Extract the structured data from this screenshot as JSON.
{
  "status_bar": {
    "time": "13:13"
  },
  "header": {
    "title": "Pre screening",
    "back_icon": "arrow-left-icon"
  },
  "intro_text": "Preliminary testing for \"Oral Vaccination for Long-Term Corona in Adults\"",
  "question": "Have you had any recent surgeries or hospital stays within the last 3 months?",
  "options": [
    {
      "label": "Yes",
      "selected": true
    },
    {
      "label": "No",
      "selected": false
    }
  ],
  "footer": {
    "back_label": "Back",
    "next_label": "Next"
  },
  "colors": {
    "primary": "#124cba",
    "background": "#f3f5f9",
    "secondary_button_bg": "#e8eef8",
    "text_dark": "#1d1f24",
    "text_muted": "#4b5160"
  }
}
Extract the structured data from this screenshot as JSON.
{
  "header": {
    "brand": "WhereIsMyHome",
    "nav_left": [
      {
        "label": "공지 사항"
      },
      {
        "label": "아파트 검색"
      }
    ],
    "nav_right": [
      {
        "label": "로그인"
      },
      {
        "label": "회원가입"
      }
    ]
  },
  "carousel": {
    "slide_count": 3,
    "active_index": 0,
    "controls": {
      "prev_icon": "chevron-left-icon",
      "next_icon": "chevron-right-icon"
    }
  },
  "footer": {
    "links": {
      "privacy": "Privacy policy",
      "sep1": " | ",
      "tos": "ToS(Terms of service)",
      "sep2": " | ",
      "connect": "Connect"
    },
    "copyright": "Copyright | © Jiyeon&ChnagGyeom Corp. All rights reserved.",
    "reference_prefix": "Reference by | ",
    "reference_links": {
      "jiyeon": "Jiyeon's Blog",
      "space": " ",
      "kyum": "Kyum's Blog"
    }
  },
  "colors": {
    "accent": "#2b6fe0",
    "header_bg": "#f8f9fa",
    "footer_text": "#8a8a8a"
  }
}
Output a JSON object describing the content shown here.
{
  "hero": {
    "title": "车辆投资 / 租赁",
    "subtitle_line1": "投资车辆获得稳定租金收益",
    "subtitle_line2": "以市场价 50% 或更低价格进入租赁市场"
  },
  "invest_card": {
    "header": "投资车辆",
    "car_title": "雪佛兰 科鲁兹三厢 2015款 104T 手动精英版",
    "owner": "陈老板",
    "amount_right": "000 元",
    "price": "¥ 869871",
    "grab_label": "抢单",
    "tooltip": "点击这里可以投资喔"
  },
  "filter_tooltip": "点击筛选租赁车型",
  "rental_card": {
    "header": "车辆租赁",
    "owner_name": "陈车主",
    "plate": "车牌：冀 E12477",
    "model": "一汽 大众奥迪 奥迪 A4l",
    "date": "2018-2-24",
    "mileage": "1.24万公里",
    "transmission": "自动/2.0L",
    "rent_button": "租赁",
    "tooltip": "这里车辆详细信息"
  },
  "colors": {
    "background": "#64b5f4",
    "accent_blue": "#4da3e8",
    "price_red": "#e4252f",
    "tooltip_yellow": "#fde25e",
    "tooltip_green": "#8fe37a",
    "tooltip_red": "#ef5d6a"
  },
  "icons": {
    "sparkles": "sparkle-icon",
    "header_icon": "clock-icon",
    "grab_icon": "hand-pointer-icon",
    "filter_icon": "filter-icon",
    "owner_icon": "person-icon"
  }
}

+++

Reproduce the final stretch of the data above: every line from the one holding "Output a JSON" through the end, inclusive, exactly as written and nothing else.

Output a JSON object describing the content shown here.
{
  "hero": {
    "title": "车辆投资 / 租赁",
    "subtitle_line1": "投资车辆获得稳定租金收益",
    "subtitle_line2": "以市场价 50% 或更低价格进入租赁市场"
  },
  "invest_card": {
    "header": "投资车辆",
    "car_title": "雪佛兰 科鲁兹三厢 2015款 104T 手动精英版",
    "owner": "陈老板",
    "amount_right": "000 元",
    "price": "¥ 869871",
    "grab_label": "抢单",
    "tooltip": "点击这里可以投资喔"
  },
  "filter_tooltip": "点击筛选租赁车型",
  "rental_card": {
    "header": "车辆租赁",
    "owner_name": "陈车主",
    "plate": "车牌：冀 E12477",
    "model": "一汽 大众奥迪 奥迪 A4l",
    "date": "2018-2-24",
    "mileage": "1.24万公里",
    "transmission": "自动/2.0L",
    "rent_button": "租赁",
    "tooltip": "这里车辆详细信息"
  },
  "colors": {
    "background": "#64b5f4",
    "accent_blue": "#4da3e8",
    "price_red": "#e4252f",
    "tooltip_yellow": "#fde25e",
    "tooltip_green": "#8fe37a",
    "tooltip_red": "#ef5d6a"
  },
  "icons": {
    "sparkles": "sparkle-icon",
    "header_icon": "clock-icon",
    "grab_icon": "hand-pointer-icon",
    "filter_icon": "filter-icon",
    "owner_icon": "person-icon"
  }
}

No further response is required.